Task to carry out:
Check every line of the material below for the string "data", and return the ones that have it.

Figure record listings:
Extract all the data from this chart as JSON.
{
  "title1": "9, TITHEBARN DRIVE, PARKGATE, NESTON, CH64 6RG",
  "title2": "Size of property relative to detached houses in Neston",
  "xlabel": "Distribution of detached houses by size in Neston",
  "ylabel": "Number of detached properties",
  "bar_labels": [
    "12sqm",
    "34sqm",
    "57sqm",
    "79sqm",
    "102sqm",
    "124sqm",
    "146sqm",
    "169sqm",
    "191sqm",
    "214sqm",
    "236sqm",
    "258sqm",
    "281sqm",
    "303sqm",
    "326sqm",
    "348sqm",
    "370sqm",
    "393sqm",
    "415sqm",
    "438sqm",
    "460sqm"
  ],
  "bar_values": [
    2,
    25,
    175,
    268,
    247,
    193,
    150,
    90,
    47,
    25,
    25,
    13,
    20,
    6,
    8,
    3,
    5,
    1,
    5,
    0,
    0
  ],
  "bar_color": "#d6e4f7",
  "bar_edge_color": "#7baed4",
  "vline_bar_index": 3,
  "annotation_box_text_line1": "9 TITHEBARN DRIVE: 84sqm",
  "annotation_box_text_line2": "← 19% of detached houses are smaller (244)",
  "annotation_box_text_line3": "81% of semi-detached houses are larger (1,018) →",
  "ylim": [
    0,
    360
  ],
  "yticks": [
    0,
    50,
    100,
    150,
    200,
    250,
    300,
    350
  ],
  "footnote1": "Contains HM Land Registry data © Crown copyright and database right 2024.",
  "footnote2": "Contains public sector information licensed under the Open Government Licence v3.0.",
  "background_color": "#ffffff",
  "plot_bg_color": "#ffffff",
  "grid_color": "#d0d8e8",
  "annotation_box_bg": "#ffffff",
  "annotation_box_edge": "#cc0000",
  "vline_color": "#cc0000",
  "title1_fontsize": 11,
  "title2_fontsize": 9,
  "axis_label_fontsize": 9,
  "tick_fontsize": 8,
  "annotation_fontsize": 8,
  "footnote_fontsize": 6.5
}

Result for this exercise:
Extract all the data from this chart as JSON.
  "footnote1": "Contains HM Land Registry data © Crown copyright and database right 2024.",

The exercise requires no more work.